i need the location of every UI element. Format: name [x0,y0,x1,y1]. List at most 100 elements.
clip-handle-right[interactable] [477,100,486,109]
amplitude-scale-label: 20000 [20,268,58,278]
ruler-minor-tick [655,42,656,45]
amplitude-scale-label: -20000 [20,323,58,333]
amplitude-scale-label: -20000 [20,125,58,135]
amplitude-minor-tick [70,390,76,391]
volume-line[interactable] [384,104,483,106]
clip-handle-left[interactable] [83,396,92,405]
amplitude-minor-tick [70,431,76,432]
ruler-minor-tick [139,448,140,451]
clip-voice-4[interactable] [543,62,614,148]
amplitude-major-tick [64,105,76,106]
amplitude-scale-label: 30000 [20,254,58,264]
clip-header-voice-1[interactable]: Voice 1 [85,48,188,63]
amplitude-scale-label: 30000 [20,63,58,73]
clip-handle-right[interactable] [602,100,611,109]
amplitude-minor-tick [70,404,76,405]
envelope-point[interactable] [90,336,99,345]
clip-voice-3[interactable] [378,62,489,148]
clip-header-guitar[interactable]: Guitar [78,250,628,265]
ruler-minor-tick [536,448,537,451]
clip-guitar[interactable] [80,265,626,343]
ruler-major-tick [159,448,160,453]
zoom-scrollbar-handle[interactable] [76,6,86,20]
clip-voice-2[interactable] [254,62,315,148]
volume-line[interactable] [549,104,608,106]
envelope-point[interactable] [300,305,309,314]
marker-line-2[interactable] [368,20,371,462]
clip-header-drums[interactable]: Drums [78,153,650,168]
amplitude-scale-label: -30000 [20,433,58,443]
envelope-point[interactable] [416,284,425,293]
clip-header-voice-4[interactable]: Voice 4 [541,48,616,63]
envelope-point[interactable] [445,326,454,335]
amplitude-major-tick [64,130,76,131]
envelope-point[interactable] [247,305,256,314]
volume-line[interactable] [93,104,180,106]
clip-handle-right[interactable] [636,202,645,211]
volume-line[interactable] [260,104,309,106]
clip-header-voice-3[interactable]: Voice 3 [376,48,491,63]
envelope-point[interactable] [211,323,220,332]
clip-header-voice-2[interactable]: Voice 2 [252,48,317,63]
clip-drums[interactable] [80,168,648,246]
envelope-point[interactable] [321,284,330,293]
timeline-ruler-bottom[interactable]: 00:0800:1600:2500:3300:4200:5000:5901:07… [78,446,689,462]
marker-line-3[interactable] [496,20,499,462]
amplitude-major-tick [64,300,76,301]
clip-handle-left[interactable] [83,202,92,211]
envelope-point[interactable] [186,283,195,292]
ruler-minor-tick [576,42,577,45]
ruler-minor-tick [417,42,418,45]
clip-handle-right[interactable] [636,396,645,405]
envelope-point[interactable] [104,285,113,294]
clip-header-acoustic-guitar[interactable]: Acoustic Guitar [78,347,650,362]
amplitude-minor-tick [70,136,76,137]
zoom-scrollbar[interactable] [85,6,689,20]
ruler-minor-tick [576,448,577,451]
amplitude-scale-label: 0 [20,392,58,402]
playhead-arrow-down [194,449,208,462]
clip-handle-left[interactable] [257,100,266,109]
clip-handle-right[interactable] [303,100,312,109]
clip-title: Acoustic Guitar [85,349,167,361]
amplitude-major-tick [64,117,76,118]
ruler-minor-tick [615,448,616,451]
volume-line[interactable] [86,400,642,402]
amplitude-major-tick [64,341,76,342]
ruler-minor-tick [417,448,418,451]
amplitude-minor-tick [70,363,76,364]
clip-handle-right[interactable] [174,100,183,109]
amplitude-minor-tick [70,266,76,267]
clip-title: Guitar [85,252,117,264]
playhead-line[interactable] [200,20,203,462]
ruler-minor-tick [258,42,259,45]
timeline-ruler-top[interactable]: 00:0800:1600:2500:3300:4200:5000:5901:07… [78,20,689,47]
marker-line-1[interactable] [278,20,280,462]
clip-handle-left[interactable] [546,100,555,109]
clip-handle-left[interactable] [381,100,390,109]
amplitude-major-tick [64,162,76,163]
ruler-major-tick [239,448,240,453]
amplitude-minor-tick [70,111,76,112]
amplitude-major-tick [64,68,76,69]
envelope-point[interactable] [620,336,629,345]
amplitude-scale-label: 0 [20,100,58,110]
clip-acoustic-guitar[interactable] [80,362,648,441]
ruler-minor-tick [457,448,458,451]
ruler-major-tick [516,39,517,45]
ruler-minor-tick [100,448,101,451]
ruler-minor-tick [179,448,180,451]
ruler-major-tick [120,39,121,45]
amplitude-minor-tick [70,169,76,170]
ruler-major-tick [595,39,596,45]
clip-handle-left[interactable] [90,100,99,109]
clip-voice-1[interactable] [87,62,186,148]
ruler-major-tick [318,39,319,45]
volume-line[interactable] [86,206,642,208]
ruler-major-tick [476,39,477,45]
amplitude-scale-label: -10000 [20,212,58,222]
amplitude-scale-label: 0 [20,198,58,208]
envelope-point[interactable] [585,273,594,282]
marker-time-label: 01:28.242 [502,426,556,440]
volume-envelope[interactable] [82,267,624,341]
◆ ◆ ◆ ◆ ◆ ◆ ◆
__Work required__. How many lines in the records above contain the string "timeline"? Give only the number.

__Final answer__. 2